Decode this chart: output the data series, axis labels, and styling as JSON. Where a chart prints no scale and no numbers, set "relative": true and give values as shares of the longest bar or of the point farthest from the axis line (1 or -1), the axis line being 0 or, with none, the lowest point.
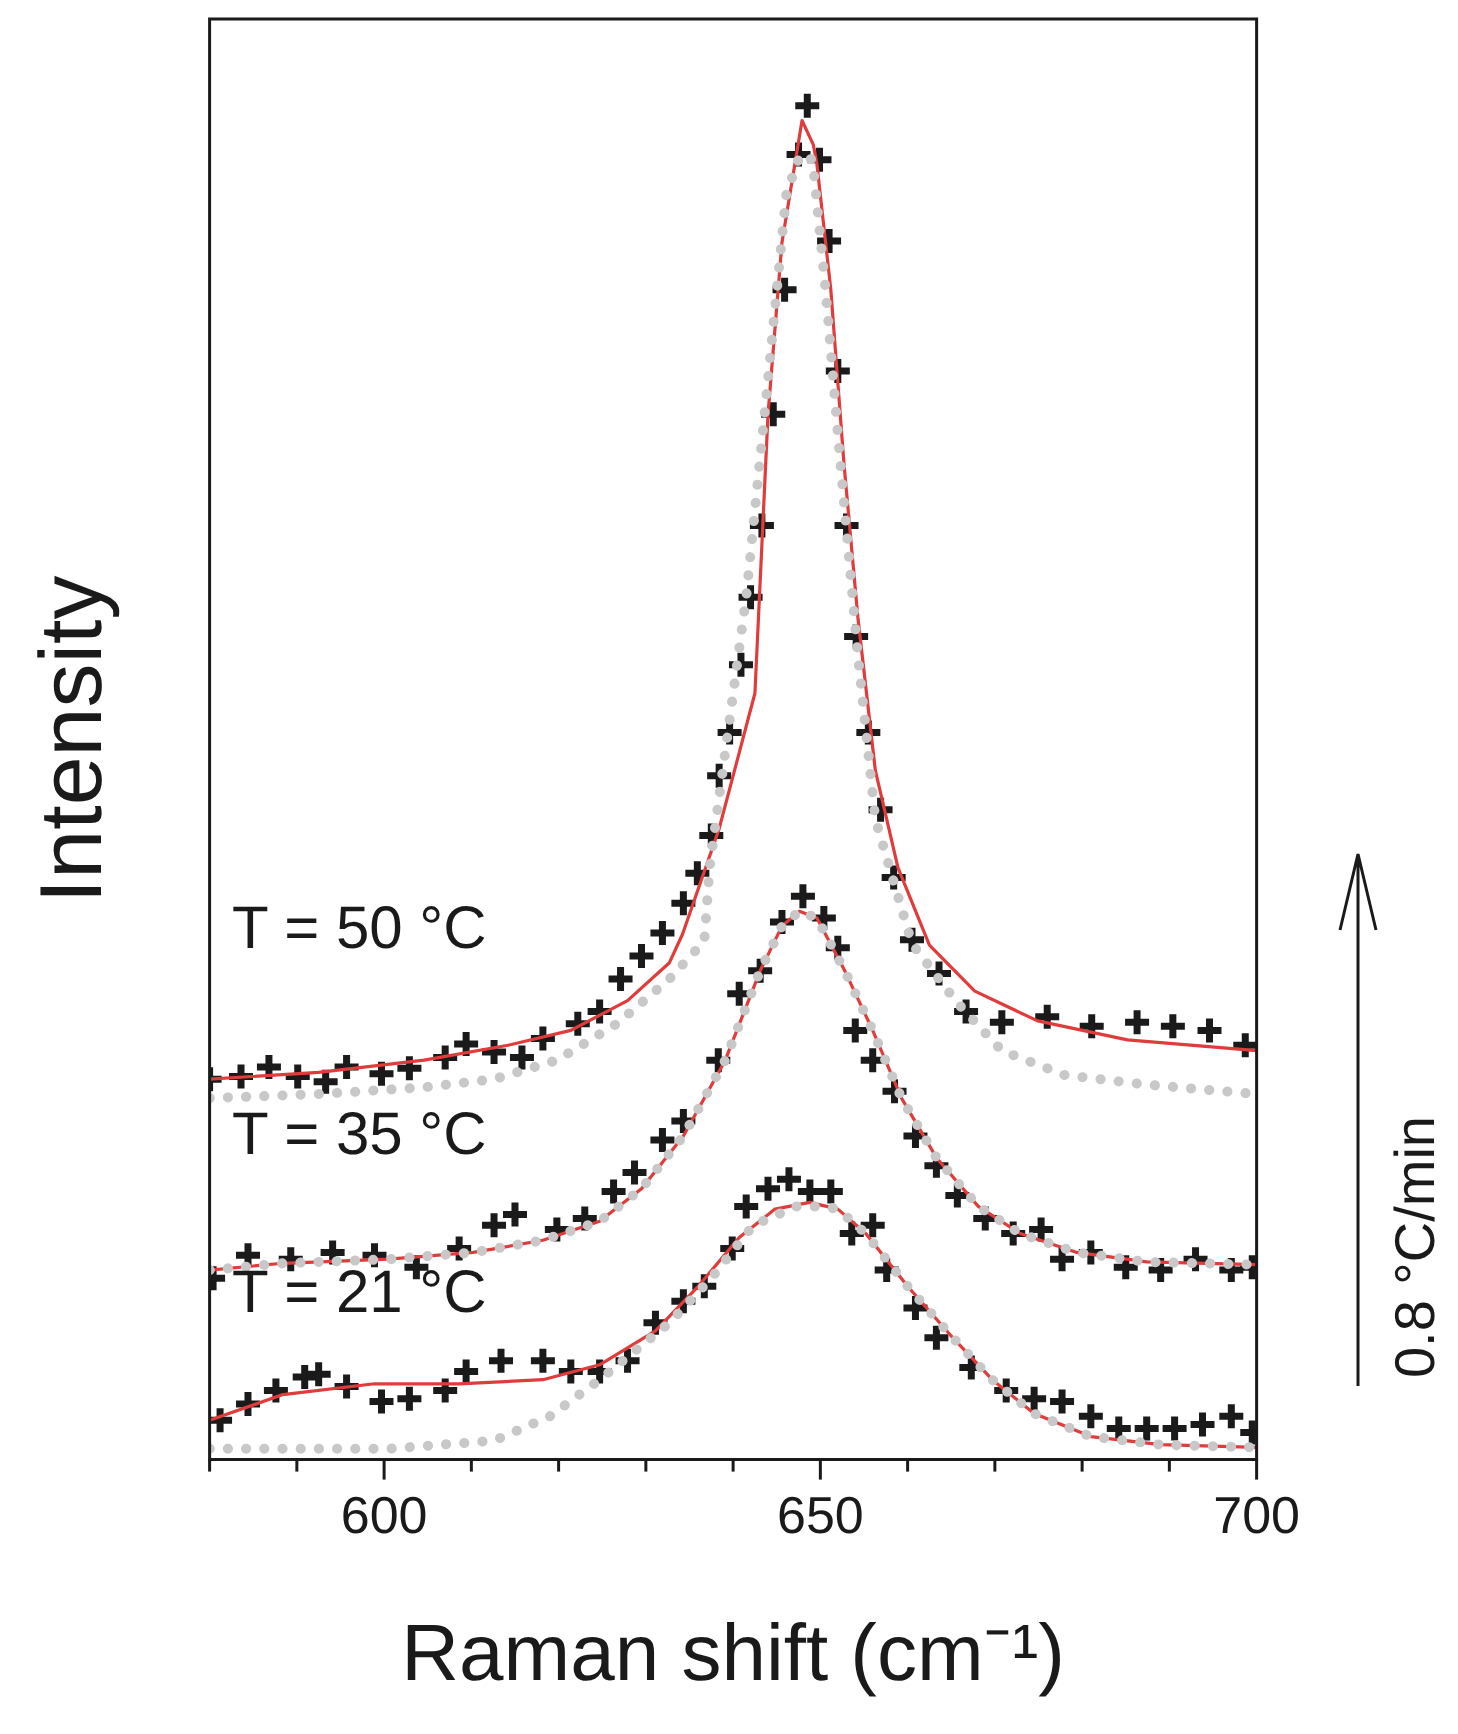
{
  "chart_data": {
    "type": "line",
    "relative": true,
    "xlabel": "Raman shift (cm⁻¹)",
    "ylabel": "Intensity",
    "xlim": [
      580,
      700
    ],
    "xticks": [
      {
        "value": 580,
        "label": null
      },
      {
        "value": 590,
        "label": null
      },
      600,
      {
        "value": 610,
        "label": null
      },
      {
        "value": 620,
        "label": null
      },
      {
        "value": 630,
        "label": null
      },
      {
        "value": 640,
        "label": null
      },
      650,
      {
        "value": 660,
        "label": null
      },
      {
        "value": 670,
        "label": null
      },
      {
        "value": 680,
        "label": null
      },
      {
        "value": 690,
        "label": null
      },
      700
    ],
    "grid": false,
    "legend": false,
    "annotations": [
      "T = 50 °C",
      "T = 35 °C",
      "T = 21 °C",
      "0.8 °C/min"
    ],
    "series": [
      {
        "type": "line",
        "color": "#c8c8c8",
        "line_style": "dotted",
        "marker": "none",
        "x": [
          580,
          592.5,
          604.6,
          612.6,
          619.8,
          626.7,
          632.7,
          636.7,
          637.3,
          641.5,
          643.6,
          646.1,
          647.7,
          649.1,
          650.6,
          652.2,
          654.3,
          656.3,
          660.5,
          665.6,
          670.8,
          678,
          687.3,
          700
        ],
        "values": [
          0.267,
          0.27,
          0.275,
          0.281,
          0.295,
          0.322,
          0.355,
          0.383,
          0.437,
          0.637,
          0.772,
          0.935,
          0.964,
          0.96,
          0.864,
          0.743,
          0.594,
          0.473,
          0.381,
          0.338,
          0.302,
          0.284,
          0.277,
          0.27
        ]
      },
      {
        "type": "line",
        "color": "#c8c8c8",
        "line_style": "dotted",
        "marker": "none",
        "x": [
          580,
          588.4,
          600.5,
          610.2,
          618.2,
          624.7,
          629.5,
          634.3,
          639.1,
          643.1,
          645.6,
          647.6,
          649.6,
          652.8,
          656,
          659.3,
          663.3,
          668.1,
          672.9,
          679.4,
          687.4,
          700
        ],
        "values": [
          0.14,
          0.145,
          0.148,
          0.153,
          0.162,
          0.176,
          0.2,
          0.239,
          0.295,
          0.361,
          0.394,
          0.405,
          0.4,
          0.361,
          0.317,
          0.267,
          0.223,
          0.187,
          0.167,
          0.153,
          0.146,
          0.144
        ]
      },
      {
        "type": "line",
        "color": "#c8c8c8",
        "line_style": "dotted",
        "marker": "none",
        "x": [
          580,
          600.5,
          612.6,
          619,
          624.7,
          632.7,
          637.5,
          642.3,
          647.2,
          650.4,
          652,
          655.2,
          660,
          664.9,
          669.7,
          674.5,
          681,
          689,
          700
        ],
        "values": [
          0.008,
          0.008,
          0.014,
          0.032,
          0.059,
          0.101,
          0.134,
          0.173,
          0.187,
          0.187,
          0.185,
          0.167,
          0.128,
          0.092,
          0.059,
          0.034,
          0.017,
          0.011,
          0.009
        ]
      },
      {
        "type": "line",
        "color": "#e03c3c",
        "line_style": "solid",
        "marker": "none",
        "x": [
          580,
          592.5,
          604.6,
          614.2,
          621.4,
          627.9,
          632.7,
          634.2,
          638.4,
          642.5,
          644,
          645.6,
          647.9,
          649.2,
          649.6,
          651.2,
          652.7,
          654.3,
          656.3,
          658.9,
          662.5,
          667.7,
          674.9,
          685.2,
          700
        ],
        "values": [
          0.281,
          0.286,
          0.295,
          0.306,
          0.317,
          0.339,
          0.367,
          0.388,
          0.466,
          0.566,
          0.772,
          0.899,
          0.989,
          0.971,
          0.957,
          0.864,
          0.736,
          0.622,
          0.509,
          0.437,
          0.38,
          0.346,
          0.324,
          0.31,
          0.302
        ]
      },
      {
        "type": "line",
        "color": "#e03c3c",
        "line_style": "solid",
        "marker": "none",
        "x": [
          580,
          588.4,
          600.5,
          610.2,
          618.2,
          624.7,
          629.5,
          634.3,
          639.1,
          643.1,
          645.6,
          647.6,
          649.6,
          652.8,
          656,
          659.3,
          663.3,
          668.1,
          672.9,
          679.4,
          687.4,
          700
        ],
        "values": [
          0.14,
          0.145,
          0.148,
          0.153,
          0.162,
          0.176,
          0.2,
          0.239,
          0.295,
          0.361,
          0.394,
          0.405,
          0.4,
          0.361,
          0.317,
          0.267,
          0.223,
          0.187,
          0.167,
          0.153,
          0.146,
          0.144
        ]
      },
      {
        "type": "line",
        "color": "#e03c3c",
        "line_style": "solid",
        "marker": "none",
        "x": [
          580,
          588.4,
          598.9,
          608.6,
          618.2,
          624.7,
          631.1,
          636,
          640.7,
          644.8,
          648.8,
          652,
          655.2,
          660,
          664.9,
          669.7,
          674.5,
          681,
          689,
          700
        ],
        "values": [
          0.029,
          0.048,
          0.056,
          0.056,
          0.059,
          0.07,
          0.095,
          0.128,
          0.164,
          0.185,
          0.19,
          0.185,
          0.167,
          0.128,
          0.092,
          0.059,
          0.034,
          0.017,
          0.011,
          0.009
        ]
      },
      {
        "type": "scatter",
        "color": "#1a1a1a",
        "marker": "cross",
        "x": [
          580,
          583.6,
          586.8,
          590.1,
          593.3,
          595.7,
          599.7,
          602.9,
          607,
          609.4,
          612.6,
          615.8,
          618.2,
          622.2,
          624.7,
          627.1,
          629.5,
          631.9,
          634.3,
          635.9,
          637.5,
          638.4,
          639.6,
          640.9,
          642,
          643.3,
          644.6,
          645.9,
          647.5,
          648.5,
          649.9,
          651,
          652,
          653,
          654.1,
          655.5,
          656.9,
          658.4,
          660.5,
          663.6,
          666.7,
          670.8,
          676,
          681.1,
          686.3,
          690.4,
          694.6,
          698.7
        ],
        "values": [
          0.281,
          0.283,
          0.29,
          0.283,
          0.279,
          0.29,
          0.285,
          0.289,
          0.297,
          0.307,
          0.301,
          0.297,
          0.311,
          0.322,
          0.331,
          0.355,
          0.372,
          0.389,
          0.411,
          0.433,
          0.461,
          0.505,
          0.537,
          0.587,
          0.637,
          0.69,
          0.772,
          0.864,
          0.964,
          1,
          0.96,
          0.9,
          0.804,
          0.69,
          0.608,
          0.537,
          0.48,
          0.43,
          0.384,
          0.359,
          0.331,
          0.323,
          0.327,
          0.32,
          0.323,
          0.32,
          0.317,
          0.306
        ]
      },
      {
        "type": "scatter",
        "color": "#1a1a1a",
        "marker": "cross",
        "x": [
          580.4,
          584.4,
          589.3,
          594.1,
          598.9,
          603.7,
          608.6,
          612.6,
          615,
          619.8,
          623,
          626.3,
          628.7,
          631.9,
          634.3,
          638.3,
          640.7,
          643.1,
          645.6,
          648,
          650.4,
          652,
          654,
          656,
          658.5,
          660.9,
          663.3,
          665.7,
          668.9,
          672.1,
          675.3,
          677.7,
          681,
          685,
          689,
          693,
          697.1,
          699.5
        ],
        "values": [
          0.134,
          0.151,
          0.148,
          0.153,
          0.151,
          0.142,
          0.156,
          0.173,
          0.181,
          0.17,
          0.178,
          0.198,
          0.212,
          0.236,
          0.25,
          0.295,
          0.344,
          0.361,
          0.397,
          0.416,
          0.4,
          0.378,
          0.317,
          0.295,
          0.272,
          0.239,
          0.217,
          0.195,
          0.178,
          0.167,
          0.17,
          0.148,
          0.153,
          0.142,
          0.14,
          0.148,
          0.14,
          0.142
        ]
      },
      {
        "type": "scatter",
        "color": "#1a1a1a",
        "marker": "cross",
        "x": [
          581.2,
          584.4,
          587.6,
          590.9,
          592.5,
          595.7,
          599.7,
          602.9,
          607,
          609.4,
          613.4,
          618.2,
          621.4,
          624.7,
          627.9,
          631.1,
          634.3,
          636.7,
          639.9,
          641.5,
          644,
          646.4,
          648.8,
          651.2,
          653.6,
          656,
          657.6,
          660.9,
          663.3,
          667.3,
          671.3,
          674.5,
          677.7,
          681,
          684.2,
          687.4,
          690.6,
          693.8,
          697.1,
          699.5
        ],
        "values": [
          0.029,
          0.041,
          0.051,
          0.061,
          0.063,
          0.054,
          0.043,
          0.045,
          0.051,
          0.065,
          0.073,
          0.073,
          0.065,
          0.065,
          0.073,
          0.101,
          0.117,
          0.128,
          0.156,
          0.187,
          0.2,
          0.207,
          0.198,
          0.198,
          0.167,
          0.173,
          0.14,
          0.112,
          0.09,
          0.068,
          0.051,
          0.045,
          0.043,
          0.032,
          0.023,
          0.023,
          0.023,
          0.026,
          0.032,
          0.02
        ]
      }
    ]
  }
}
····················
**EXERCISE GOAL:** Copy every single line of the material above that holds "true".

**OUTPUT:**
Decode this chart: output the data series, axis labels, and styling as JSON. Where a chart prints no scale and no numbers, set "relative": true and give values as shares of the longest bar or of the point farthest from the axis line (1 or -1), the axis line being 0 or, with none, the lowest point.
    "relative": true,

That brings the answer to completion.